Dataset records:
* * *
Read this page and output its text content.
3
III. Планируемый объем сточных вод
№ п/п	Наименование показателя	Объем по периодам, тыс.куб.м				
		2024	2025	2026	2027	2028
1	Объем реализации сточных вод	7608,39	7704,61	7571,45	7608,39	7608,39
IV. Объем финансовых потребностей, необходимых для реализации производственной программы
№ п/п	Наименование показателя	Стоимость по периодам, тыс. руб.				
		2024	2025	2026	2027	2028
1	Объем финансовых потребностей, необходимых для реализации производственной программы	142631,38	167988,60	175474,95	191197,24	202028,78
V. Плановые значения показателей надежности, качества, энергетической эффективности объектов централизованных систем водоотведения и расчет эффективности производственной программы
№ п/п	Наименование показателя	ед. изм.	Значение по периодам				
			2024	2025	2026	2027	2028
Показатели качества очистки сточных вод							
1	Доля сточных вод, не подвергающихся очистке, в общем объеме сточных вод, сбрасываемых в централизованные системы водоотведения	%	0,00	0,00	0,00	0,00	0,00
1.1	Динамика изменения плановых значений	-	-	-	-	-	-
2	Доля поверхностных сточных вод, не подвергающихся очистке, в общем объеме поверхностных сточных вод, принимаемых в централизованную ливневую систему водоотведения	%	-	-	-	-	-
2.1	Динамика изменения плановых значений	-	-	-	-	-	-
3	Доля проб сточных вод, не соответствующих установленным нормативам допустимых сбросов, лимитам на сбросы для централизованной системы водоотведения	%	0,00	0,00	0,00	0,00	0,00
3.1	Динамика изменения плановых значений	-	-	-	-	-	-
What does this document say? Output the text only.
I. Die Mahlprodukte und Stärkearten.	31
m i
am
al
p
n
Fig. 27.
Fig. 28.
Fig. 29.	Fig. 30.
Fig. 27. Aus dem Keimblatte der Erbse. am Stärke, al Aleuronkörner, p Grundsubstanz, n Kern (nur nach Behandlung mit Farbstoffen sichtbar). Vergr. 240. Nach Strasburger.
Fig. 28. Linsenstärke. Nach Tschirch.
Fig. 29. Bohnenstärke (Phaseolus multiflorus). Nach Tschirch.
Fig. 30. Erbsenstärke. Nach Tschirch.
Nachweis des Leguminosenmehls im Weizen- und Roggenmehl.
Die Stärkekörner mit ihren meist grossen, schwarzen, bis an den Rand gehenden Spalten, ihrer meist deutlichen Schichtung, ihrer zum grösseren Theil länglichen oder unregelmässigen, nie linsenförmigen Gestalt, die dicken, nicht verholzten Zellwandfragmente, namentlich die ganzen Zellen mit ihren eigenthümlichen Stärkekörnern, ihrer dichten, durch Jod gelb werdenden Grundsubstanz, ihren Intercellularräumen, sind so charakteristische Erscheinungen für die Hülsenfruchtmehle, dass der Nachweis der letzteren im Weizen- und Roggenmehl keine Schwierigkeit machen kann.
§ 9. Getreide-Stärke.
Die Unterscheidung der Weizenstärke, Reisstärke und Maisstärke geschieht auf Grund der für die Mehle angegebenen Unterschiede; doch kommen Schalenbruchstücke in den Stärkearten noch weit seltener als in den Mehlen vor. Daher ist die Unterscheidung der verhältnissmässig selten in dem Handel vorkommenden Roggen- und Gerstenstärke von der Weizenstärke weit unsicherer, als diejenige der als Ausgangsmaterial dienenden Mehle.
* * *
INSTRUCTIONS TO FOLLOW: Only the number is wanted: how many lines in the entries above contain the string "Динамика"?

THE SOLUTION: 3